• [Given problem]
Tally up the lines where the string "ZnNi" appears; reply with the number only.
————————
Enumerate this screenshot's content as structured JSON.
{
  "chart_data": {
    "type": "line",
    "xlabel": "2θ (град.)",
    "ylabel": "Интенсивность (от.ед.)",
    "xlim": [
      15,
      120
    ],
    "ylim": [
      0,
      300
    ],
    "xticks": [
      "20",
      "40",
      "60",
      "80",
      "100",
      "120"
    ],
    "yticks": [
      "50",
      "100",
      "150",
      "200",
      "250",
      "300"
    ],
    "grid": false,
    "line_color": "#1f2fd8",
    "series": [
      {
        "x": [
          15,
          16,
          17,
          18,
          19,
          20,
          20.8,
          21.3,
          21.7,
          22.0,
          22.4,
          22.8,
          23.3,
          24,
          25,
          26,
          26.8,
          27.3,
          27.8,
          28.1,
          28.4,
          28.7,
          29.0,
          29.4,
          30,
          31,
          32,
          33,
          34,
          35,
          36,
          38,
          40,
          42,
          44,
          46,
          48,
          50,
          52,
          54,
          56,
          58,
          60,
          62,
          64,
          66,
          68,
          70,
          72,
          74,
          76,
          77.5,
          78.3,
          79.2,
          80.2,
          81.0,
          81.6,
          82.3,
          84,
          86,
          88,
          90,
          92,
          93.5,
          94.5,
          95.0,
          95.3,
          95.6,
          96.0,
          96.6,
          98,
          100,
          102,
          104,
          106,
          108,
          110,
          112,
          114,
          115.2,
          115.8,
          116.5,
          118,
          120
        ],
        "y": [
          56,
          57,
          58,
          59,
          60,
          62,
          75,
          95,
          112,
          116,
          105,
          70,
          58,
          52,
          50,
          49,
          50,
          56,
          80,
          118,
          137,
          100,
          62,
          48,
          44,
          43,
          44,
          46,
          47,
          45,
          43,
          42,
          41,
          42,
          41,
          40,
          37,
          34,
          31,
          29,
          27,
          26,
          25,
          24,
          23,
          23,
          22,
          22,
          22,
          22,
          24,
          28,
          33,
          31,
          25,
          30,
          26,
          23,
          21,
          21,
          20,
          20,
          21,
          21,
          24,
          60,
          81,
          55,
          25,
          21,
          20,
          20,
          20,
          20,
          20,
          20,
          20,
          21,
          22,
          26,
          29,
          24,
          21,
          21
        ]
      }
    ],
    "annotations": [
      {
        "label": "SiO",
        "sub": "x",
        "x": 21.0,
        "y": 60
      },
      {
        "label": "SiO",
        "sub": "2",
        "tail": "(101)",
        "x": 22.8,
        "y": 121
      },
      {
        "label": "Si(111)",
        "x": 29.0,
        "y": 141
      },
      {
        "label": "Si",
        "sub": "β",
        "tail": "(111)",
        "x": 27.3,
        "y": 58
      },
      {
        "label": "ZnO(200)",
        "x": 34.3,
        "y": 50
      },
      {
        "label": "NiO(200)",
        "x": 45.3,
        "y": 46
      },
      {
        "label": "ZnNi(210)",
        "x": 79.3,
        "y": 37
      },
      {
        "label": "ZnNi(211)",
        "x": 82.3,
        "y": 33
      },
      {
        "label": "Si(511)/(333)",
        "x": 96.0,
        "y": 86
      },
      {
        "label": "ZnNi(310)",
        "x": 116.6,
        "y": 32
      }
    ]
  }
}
————————
• [Response to this exercise]
3